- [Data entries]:
::::::::
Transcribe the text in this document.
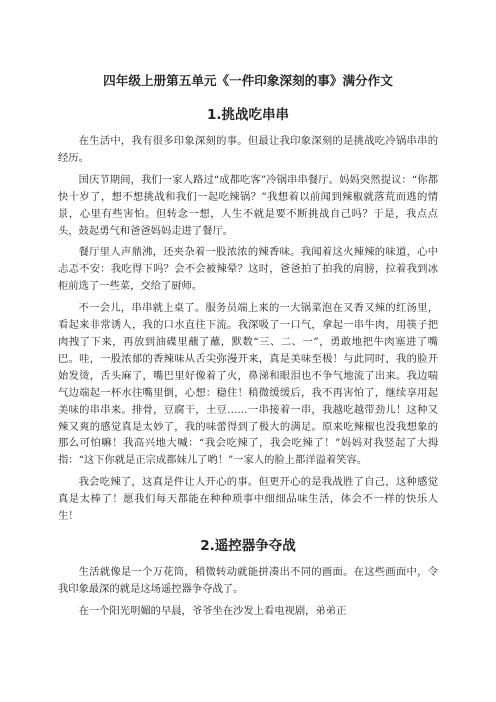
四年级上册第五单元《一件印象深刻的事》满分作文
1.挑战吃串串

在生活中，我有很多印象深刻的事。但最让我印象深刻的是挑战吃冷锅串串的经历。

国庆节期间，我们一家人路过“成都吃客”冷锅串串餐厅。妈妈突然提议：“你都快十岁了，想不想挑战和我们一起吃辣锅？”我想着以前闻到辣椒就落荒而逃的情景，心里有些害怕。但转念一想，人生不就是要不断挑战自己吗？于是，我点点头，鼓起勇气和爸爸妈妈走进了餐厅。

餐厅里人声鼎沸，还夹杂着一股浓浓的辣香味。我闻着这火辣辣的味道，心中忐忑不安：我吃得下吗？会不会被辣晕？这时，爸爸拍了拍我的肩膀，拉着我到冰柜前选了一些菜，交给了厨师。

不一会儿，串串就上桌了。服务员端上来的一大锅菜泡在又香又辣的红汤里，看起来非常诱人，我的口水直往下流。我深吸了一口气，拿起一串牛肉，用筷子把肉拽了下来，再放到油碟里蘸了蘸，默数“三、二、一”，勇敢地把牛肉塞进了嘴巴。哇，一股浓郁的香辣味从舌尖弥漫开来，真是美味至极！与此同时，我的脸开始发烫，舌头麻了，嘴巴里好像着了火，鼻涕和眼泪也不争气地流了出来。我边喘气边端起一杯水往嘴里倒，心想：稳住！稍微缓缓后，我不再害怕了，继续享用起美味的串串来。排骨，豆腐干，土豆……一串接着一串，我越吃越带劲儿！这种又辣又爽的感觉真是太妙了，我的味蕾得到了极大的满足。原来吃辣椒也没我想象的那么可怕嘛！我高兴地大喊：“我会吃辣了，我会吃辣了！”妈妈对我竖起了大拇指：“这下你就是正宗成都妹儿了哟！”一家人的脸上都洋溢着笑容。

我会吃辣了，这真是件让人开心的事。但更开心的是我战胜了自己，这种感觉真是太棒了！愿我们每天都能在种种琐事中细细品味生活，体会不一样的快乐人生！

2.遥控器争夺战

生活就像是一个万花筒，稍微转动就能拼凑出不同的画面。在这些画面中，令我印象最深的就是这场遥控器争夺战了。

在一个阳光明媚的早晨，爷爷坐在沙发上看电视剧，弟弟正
::::::::
- [Problem]: Leave out the pictures and reproduce the rest of the listing exactly.

- [Correct result]:
Transcribe the text in this document.
四年级上册第五单元《一件印象深刻的事》满分作文
1.挑战吃串串

在生活中，我有很多印象深刻的事。但最让我印象深刻的是挑战吃冷锅串串的经历。

国庆节期间，我们一家人路过“成都吃客”冷锅串串餐厅。妈妈突然提议：“你都快十岁了，想不想挑战和我们一起吃辣锅？”我想着以前闻到辣椒就落荒而逃的情景，心里有些害怕。但转念一想，人生不就是要不断挑战自己吗？于是，我点点头，鼓起勇气和爸爸妈妈走进了餐厅。

餐厅里人声鼎沸，还夹杂着一股浓浓的辣香味。我闻着这火辣辣的味道，心中忐忑不安：我吃得下吗？会不会被辣晕？这时，爸爸拍了拍我的肩膀，拉着我到冰柜前选了一些菜，交给了厨师。

不一会儿，串串就上桌了。服务员端上来的一大锅菜泡在又香又辣的红汤里，看起来非常诱人，我的口水直往下流。我深吸了一口气，拿起一串牛肉，用筷子把肉拽了下来，再放到油碟里蘸了蘸，默数“三、二、一”，勇敢地把牛肉塞进了嘴巴。哇，一股浓郁的香辣味从舌尖弥漫开来，真是美味至极！与此同时，我的脸开始发烫，舌头麻了，嘴巴里好像着了火，鼻涕和眼泪也不争气地流了出来。我边喘气边端起一杯水往嘴里倒，心想：稳住！稍微缓缓后，我不再害怕了，继续享用起美味的串串来。排骨，豆腐干，土豆……一串接着一串，我越吃越带劲儿！这种又辣又爽的感觉真是太妙了，我的味蕾得到了极大的满足。原来吃辣椒也没我想象的那么可怕嘛！我高兴地大喊：“我会吃辣了，我会吃辣了！”妈妈对我竖起了大拇指：“这下你就是正宗成都妹儿了哟！”一家人的脸上都洋溢着笑容。

我会吃辣了，这真是件让人开心的事。但更开心的是我战胜了自己，这种感觉真是太棒了！愿我们每天都能在种种琐事中细细品味生活，体会不一样的快乐人生！

2.遥控器争夺战

生活就像是一个万花筒，稍微转动就能拼凑出不同的画面。在这些画面中，令我印象最深的就是这场遥控器争夺战了。

在一个阳光明媚的早晨，爷爷坐在沙发上看电视剧，弟弟正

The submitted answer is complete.